Directions for this task
Extract the listing in its entirety, keeping each line identical to the original.

Dataset records
____________________

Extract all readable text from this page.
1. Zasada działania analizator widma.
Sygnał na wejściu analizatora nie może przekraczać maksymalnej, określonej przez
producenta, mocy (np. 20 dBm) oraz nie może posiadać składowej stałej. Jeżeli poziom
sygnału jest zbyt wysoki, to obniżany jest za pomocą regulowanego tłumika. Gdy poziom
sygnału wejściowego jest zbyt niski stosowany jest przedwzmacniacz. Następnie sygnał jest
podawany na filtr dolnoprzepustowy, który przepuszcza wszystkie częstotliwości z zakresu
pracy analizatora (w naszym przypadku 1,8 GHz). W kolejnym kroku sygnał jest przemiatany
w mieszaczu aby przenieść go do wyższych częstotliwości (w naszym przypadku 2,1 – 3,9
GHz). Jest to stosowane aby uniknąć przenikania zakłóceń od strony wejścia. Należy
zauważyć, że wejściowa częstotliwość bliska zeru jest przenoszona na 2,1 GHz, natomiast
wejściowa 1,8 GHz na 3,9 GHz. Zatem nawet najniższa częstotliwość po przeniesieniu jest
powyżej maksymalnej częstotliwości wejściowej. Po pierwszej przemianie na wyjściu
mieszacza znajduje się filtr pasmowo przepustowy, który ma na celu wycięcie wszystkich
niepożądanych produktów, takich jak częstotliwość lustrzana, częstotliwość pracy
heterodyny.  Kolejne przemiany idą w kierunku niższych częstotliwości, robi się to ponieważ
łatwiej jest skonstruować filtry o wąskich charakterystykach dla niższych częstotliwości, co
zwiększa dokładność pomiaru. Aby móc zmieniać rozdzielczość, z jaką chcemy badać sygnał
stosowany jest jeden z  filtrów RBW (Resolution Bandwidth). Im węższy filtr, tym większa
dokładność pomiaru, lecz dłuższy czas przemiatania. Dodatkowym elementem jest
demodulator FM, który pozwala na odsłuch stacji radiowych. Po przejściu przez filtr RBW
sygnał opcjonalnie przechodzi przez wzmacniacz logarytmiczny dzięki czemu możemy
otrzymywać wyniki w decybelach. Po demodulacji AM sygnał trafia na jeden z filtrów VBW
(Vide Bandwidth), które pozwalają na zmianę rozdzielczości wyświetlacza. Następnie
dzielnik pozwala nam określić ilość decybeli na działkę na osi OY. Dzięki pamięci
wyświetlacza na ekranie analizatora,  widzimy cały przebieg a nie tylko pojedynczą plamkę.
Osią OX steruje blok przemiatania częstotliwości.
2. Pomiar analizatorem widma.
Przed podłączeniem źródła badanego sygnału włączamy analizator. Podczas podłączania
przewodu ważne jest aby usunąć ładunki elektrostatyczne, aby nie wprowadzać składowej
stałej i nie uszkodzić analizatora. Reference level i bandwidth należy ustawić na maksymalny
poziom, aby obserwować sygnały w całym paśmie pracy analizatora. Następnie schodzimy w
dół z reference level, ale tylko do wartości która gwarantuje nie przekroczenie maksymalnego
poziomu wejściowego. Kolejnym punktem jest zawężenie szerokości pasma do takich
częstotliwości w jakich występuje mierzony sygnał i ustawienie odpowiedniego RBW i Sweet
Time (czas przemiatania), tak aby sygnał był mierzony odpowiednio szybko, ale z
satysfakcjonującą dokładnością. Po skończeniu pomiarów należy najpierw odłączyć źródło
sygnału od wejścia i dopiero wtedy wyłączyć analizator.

____________________

Correct response
Extract all readable text from this page.
1. Zasada działania analizator widma.
Sygnał na wejściu analizatora nie może przekraczać maksymalnej, określonej przez
producenta, mocy (np. 20 dBm) oraz nie może posiadać składowej stałej. Jeżeli poziom
sygnału jest zbyt wysoki, to obniżany jest za pomocą regulowanego tłumika. Gdy poziom
sygnału wejściowego jest zbyt niski stosowany jest przedwzmacniacz. Następnie sygnał jest
podawany na filtr dolnoprzepustowy, który przepuszcza wszystkie częstotliwości z zakresu
pracy analizatora (w naszym przypadku 1,8 GHz). W kolejnym kroku sygnał jest przemiatany
w mieszaczu aby przenieść go do wyższych częstotliwości (w naszym przypadku 2,1 – 3,9
GHz). Jest to stosowane aby uniknąć przenikania zakłóceń od strony wejścia. Należy
zauważyć, że wejściowa częstotliwość bliska zeru jest przenoszona na 2,1 GHz, natomiast
wejściowa 1,8 GHz na 3,9 GHz. Zatem nawet najniższa częstotliwość po przeniesieniu jest
powyżej maksymalnej częstotliwości wejściowej. Po pierwszej przemianie na wyjściu
mieszacza znajduje się filtr pasmowo przepustowy, który ma na celu wycięcie wszystkich
niepożądanych produktów, takich jak częstotliwość lustrzana, częstotliwość pracy
heterodyny.  Kolejne przemiany idą w kierunku niższych częstotliwości, robi się to ponieważ
łatwiej jest skonstruować filtry o wąskich charakterystykach dla niższych częstotliwości, co
zwiększa dokładność pomiaru. Aby móc zmieniać rozdzielczość, z jaką chcemy badać sygnał
stosowany jest jeden z  filtrów RBW (Resolution Bandwidth). Im węższy filtr, tym większa
dokładność pomiaru, lecz dłuższy czas przemiatania. Dodatkowym elementem jest
demodulator FM, który pozwala na odsłuch stacji radiowych. Po przejściu przez filtr RBW
sygnał opcjonalnie przechodzi przez wzmacniacz logarytmiczny dzięki czemu możemy
otrzymywać wyniki w decybelach. Po demodulacji AM sygnał trafia na jeden z filtrów VBW
(Vide Bandwidth), które pozwalają na zmianę rozdzielczości wyświetlacza. Następnie
dzielnik pozwala nam określić ilość decybeli na działkę na osi OY. Dzięki pamięci
wyświetlacza na ekranie analizatora,  widzimy cały przebieg a nie tylko pojedynczą plamkę.
Osią OX steruje blok przemiatania częstotliwości.
2. Pomiar analizatorem widma.
Przed podłączeniem źródła badanego sygnału włączamy analizator. Podczas podłączania
przewodu ważne jest aby usunąć ładunki elektrostatyczne, aby nie wprowadzać składowej
stałej i nie uszkodzić analizatora. Reference level i bandwidth należy ustawić na maksymalny
poziom, aby obserwować sygnały w całym paśmie pracy analizatora. Następnie schodzimy w
dół z reference level, ale tylko do wartości która gwarantuje nie przekroczenie maksymalnego
poziomu wejściowego. Kolejnym punktem jest zawężenie szerokości pasma do takich
częstotliwości w jakich występuje mierzony sygnał i ustawienie odpowiedniego RBW i Sweet
Time (czas przemiatania), tak aby sygnał był mierzony odpowiednio szybko, ale z
satysfakcjonującą dokładnością. Po skończeniu pomiarów należy najpierw odłączyć źródło
sygnału od wejścia i dopiero wtedy wyłączyć analizator.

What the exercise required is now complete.